## [DATA PROVIDED]
====
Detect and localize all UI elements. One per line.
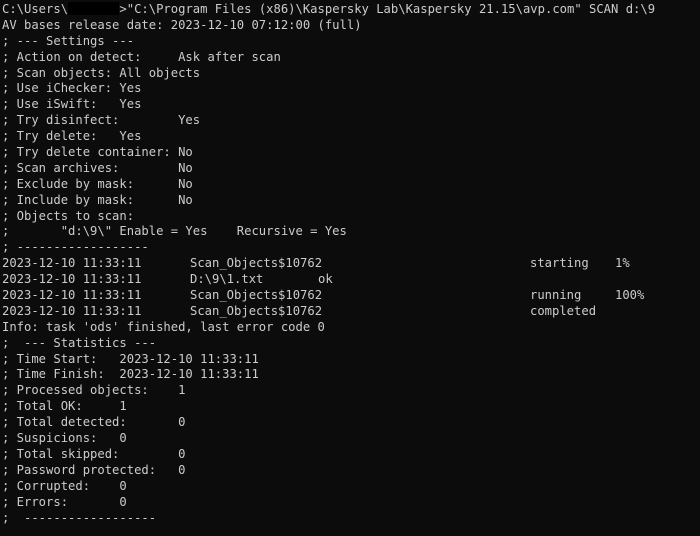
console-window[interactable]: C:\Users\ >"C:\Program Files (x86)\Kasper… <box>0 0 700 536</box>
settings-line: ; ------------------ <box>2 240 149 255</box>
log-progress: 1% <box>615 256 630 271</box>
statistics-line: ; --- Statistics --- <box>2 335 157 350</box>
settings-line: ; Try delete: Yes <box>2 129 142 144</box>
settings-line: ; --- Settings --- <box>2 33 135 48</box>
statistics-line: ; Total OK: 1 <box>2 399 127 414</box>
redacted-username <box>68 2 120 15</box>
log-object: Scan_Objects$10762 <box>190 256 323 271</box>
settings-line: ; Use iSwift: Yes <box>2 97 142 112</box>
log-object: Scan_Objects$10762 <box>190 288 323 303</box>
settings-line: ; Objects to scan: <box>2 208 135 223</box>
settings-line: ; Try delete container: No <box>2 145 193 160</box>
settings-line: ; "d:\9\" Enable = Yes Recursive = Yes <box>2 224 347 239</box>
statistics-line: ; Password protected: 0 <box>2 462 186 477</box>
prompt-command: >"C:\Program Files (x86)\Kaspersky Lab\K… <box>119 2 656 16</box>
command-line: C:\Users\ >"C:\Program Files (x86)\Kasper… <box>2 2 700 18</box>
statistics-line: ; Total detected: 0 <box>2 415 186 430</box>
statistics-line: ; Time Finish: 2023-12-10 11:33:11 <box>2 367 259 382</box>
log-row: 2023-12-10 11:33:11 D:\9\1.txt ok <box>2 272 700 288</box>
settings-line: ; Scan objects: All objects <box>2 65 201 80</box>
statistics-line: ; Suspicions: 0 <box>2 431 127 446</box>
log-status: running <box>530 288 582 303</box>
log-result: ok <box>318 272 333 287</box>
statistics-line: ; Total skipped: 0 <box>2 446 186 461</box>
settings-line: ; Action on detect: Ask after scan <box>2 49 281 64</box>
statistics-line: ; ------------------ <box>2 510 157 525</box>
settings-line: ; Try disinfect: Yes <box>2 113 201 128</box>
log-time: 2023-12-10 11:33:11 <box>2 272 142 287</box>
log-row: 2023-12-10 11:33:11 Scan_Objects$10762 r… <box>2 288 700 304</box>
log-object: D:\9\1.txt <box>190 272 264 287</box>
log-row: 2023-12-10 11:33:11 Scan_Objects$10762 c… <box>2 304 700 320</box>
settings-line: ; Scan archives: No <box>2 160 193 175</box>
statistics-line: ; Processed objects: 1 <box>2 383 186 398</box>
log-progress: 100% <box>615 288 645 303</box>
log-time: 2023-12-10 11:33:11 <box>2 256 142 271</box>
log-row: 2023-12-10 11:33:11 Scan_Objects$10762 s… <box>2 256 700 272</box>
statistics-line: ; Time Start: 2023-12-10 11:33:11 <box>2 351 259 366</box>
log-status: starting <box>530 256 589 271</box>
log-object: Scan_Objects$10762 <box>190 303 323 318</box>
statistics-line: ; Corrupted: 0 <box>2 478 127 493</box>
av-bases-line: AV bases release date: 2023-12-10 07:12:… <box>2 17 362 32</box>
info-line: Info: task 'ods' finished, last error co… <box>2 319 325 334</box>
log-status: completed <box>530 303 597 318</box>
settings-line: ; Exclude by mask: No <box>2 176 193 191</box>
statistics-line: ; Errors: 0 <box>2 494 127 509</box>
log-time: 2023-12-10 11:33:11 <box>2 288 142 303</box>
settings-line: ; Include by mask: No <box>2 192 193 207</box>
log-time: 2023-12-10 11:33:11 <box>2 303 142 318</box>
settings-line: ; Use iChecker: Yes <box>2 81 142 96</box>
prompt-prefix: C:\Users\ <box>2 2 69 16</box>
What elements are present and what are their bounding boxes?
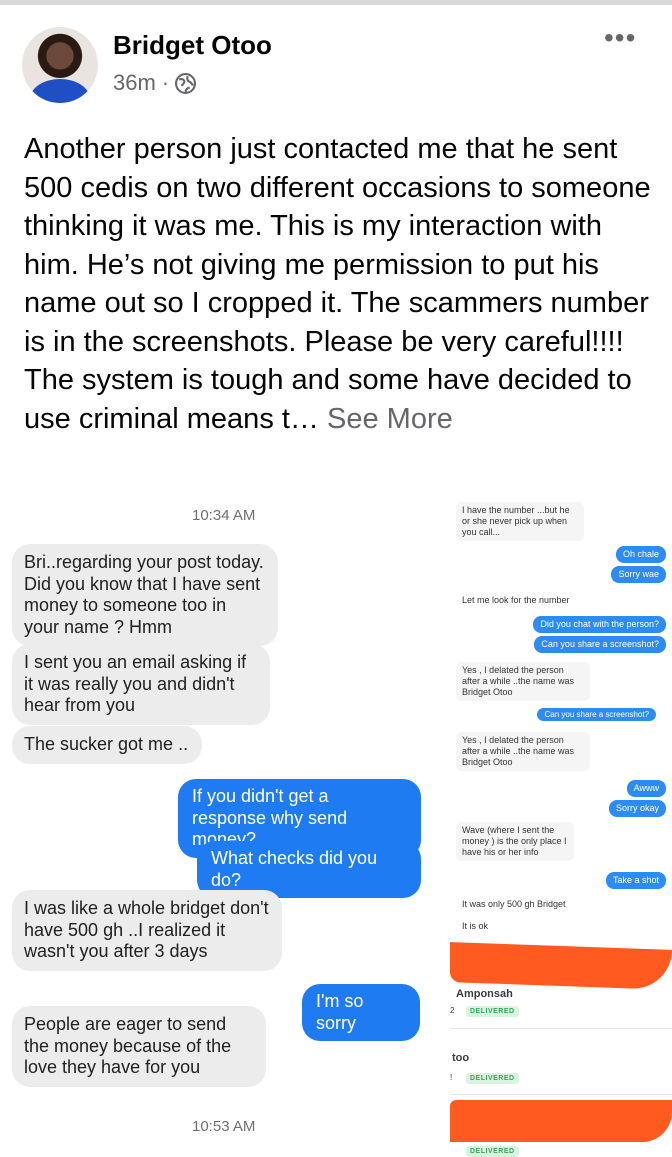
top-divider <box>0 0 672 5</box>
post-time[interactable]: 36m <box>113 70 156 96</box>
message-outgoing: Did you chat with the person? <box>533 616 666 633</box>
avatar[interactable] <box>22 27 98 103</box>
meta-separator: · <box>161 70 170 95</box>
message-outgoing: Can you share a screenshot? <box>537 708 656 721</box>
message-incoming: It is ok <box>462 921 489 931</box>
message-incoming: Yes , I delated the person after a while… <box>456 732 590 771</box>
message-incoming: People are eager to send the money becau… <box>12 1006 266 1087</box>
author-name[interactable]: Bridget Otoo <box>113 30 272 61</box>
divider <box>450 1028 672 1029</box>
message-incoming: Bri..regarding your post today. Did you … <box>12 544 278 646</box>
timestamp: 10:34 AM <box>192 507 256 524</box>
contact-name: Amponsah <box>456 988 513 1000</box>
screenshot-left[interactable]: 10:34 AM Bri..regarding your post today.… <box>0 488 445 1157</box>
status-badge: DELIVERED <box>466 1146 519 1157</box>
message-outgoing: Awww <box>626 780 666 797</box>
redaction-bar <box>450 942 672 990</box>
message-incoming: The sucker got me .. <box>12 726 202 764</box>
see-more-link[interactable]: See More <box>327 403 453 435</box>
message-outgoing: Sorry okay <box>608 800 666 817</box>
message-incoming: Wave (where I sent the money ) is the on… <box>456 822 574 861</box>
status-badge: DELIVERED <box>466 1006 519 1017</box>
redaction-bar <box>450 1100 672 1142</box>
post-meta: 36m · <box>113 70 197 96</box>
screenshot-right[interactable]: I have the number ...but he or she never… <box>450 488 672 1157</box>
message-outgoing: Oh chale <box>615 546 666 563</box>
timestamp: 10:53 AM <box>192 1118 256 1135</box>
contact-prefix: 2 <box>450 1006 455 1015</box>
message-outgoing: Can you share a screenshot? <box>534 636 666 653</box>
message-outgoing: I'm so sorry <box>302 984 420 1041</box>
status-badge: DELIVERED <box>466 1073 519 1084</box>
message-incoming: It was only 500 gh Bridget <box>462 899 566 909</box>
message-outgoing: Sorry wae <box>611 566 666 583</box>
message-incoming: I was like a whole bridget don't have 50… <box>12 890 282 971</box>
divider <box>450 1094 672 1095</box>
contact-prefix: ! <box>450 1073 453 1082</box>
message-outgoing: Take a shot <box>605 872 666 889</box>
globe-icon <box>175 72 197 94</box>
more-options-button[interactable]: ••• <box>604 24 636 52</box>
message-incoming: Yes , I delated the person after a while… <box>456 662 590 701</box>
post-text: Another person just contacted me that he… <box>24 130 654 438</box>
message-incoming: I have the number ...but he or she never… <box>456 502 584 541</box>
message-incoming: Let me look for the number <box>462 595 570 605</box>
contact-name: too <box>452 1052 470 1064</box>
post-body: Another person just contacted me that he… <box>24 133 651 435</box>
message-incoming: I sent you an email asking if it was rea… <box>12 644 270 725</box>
====
## [GIVEN EXERCISE]
Copy out every line of the entries above word for word, leaving out the pictures.

## [RESULT BELOW]
Detect and localize all UI elements. One per line.
console-window[interactable]: C:\Users\ >"C:\Program Files (x86)\Kasper… <box>0 0 700 536</box>
settings-line: ; ------------------ <box>2 240 149 255</box>
log-progress: 1% <box>615 256 630 271</box>
statistics-line: ; --- Statistics --- <box>2 335 157 350</box>
settings-line: ; Try delete: Yes <box>2 129 142 144</box>
settings-line: ; --- Settings --- <box>2 33 135 48</box>
statistics-line: ; Total OK: 1 <box>2 399 127 414</box>
redacted-username <box>68 2 120 15</box>
log-object: Scan_Objects$10762 <box>190 256 323 271</box>
settings-line: ; Use iSwift: Yes <box>2 97 142 112</box>
log-object: Scan_Objects$10762 <box>190 288 323 303</box>
settings-line: ; Objects to scan: <box>2 208 135 223</box>
settings-line: ; Try delete container: No <box>2 145 193 160</box>
settings-line: ; "d:\9\" Enable = Yes Recursive = Yes <box>2 224 347 239</box>
statistics-line: ; Password protected: 0 <box>2 462 186 477</box>
prompt-command: >"C:\Program Files (x86)\Kaspersky Lab\K… <box>119 2 656 16</box>
command-line: C:\Users\ >"C:\Program Files (x86)\Kasper… <box>2 2 700 18</box>
statistics-line: ; Total detected: 0 <box>2 415 186 430</box>
statistics-line: ; Time Finish: 2023-12-10 11:33:11 <box>2 367 259 382</box>
log-row: 2023-12-10 11:33:11 D:\9\1.txt ok <box>2 272 700 288</box>
settings-line: ; Scan objects: All objects <box>2 65 201 80</box>
statistics-line: ; Suspicions: 0 <box>2 431 127 446</box>
log-status: running <box>530 288 582 303</box>
log-result: ok <box>318 272 333 287</box>
statistics-line: ; Total skipped: 0 <box>2 446 186 461</box>
settings-line: ; Action on detect: Ask after scan <box>2 49 281 64</box>
statistics-line: ; ------------------ <box>2 510 157 525</box>
settings-line: ; Try disinfect: Yes <box>2 113 201 128</box>
log-time: 2023-12-10 11:33:11 <box>2 272 142 287</box>
log-row: 2023-12-10 11:33:11 Scan_Objects$10762 r… <box>2 288 700 304</box>
log-object: D:\9\1.txt <box>190 272 264 287</box>
log-row: 2023-12-10 11:33:11 Scan_Objects$10762 c… <box>2 304 700 320</box>
settings-line: ; Scan archives: No <box>2 160 193 175</box>
statistics-line: ; Processed objects: 1 <box>2 383 186 398</box>
log-progress: 100% <box>615 288 645 303</box>
log-time: 2023-12-10 11:33:11 <box>2 256 142 271</box>
log-row: 2023-12-10 11:33:11 Scan_Objects$10762 s… <box>2 256 700 272</box>
statistics-line: ; Time Start: 2023-12-10 11:33:11 <box>2 351 259 366</box>
log-status: starting <box>530 256 589 271</box>
log-object: Scan_Objects$10762 <box>190 303 323 318</box>
statistics-line: ; Corrupted: 0 <box>2 478 127 493</box>
av-bases-line: AV bases release date: 2023-12-10 07:12:… <box>2 17 362 32</box>
info-line: Info: task 'ods' finished, last error co… <box>2 319 325 334</box>
log-status: completed <box>530 303 597 318</box>
settings-line: ; Exclude by mask: No <box>2 176 193 191</box>
statistics-line: ; Errors: 0 <box>2 494 127 509</box>
log-time: 2023-12-10 11:33:11 <box>2 288 142 303</box>
settings-line: ; Include by mask: No <box>2 192 193 207</box>
log-time: 2023-12-10 11:33:11 <box>2 303 142 318</box>
settings-line: ; Use iChecker: Yes <box>2 81 142 96</box>
prompt-prefix: C:\Users\ <box>2 2 69 16</box>
What elements are present and what are their bounding boxes?
top-divider <box>0 0 672 5</box>
post-time[interactable]: 36m <box>113 70 156 96</box>
message-outgoing: Did you chat with the person? <box>533 616 666 633</box>
avatar[interactable] <box>22 27 98 103</box>
meta-separator: · <box>161 70 170 95</box>
message-outgoing: Can you share a screenshot? <box>537 708 656 721</box>
message-incoming: It is ok <box>462 921 489 931</box>
message-incoming: Yes , I delated the person after a while… <box>456 732 590 771</box>
message-incoming: People are eager to send the money becau… <box>12 1006 266 1087</box>
author-name[interactable]: Bridget Otoo <box>113 30 272 61</box>
divider <box>450 1028 672 1029</box>
message-incoming: Bri..regarding your post today. Did you … <box>12 544 278 646</box>
timestamp: 10:34 AM <box>192 507 256 524</box>
contact-name: Amponsah <box>456 988 513 1000</box>
screenshot-left[interactable]: 10:34 AM Bri..regarding your post today.… <box>0 488 445 1157</box>
status-badge: DELIVERED <box>466 1146 519 1157</box>
message-outgoing: Awww <box>626 780 666 797</box>
redaction-bar <box>450 942 672 990</box>
message-incoming: The sucker got me .. <box>12 726 202 764</box>
see-more-link[interactable]: See More <box>327 403 453 435</box>
message-outgoing: Sorry okay <box>608 800 666 817</box>
message-incoming: Wave (where I sent the money ) is the on… <box>456 822 574 861</box>
status-badge: DELIVERED <box>466 1006 519 1017</box>
redaction-bar <box>450 1100 672 1142</box>
post-meta: 36m · <box>113 70 197 96</box>
screenshot-right[interactable]: I have the number ...but he or she never… <box>450 488 672 1157</box>
message-outgoing: Oh chale <box>615 546 666 563</box>
timestamp: 10:53 AM <box>192 1118 256 1135</box>
contact-prefix: 2 <box>450 1006 455 1015</box>
message-outgoing: Can you share a screenshot? <box>534 636 666 653</box>
message-outgoing: I'm so sorry <box>302 984 420 1041</box>
status-badge: DELIVERED <box>466 1073 519 1084</box>
message-incoming: It was only 500 gh Bridget <box>462 899 566 909</box>
message-outgoing: Sorry wae <box>611 566 666 583</box>
message-incoming: I was like a whole bridget don't have 50… <box>12 890 282 971</box>
divider <box>450 1094 672 1095</box>
contact-prefix: ! <box>450 1073 453 1082</box>
message-outgoing: Take a shot <box>605 872 666 889</box>
globe-icon <box>175 72 197 94</box>
more-options-button[interactable]: ••• <box>604 24 636 52</box>
message-incoming: Yes , I delated the person after a while… <box>456 662 590 701</box>
post-text: Another person just contacted me that he… <box>24 130 654 438</box>
message-incoming: I have the number ...but he or she never… <box>456 502 584 541</box>
message-incoming: Let me look for the number <box>462 595 570 605</box>
contact-name: too <box>452 1052 470 1064</box>
post-body: Another person just contacted me that he… <box>24 133 651 435</box>
message-incoming: I sent you an email asking if it was rea… <box>12 644 270 725</box>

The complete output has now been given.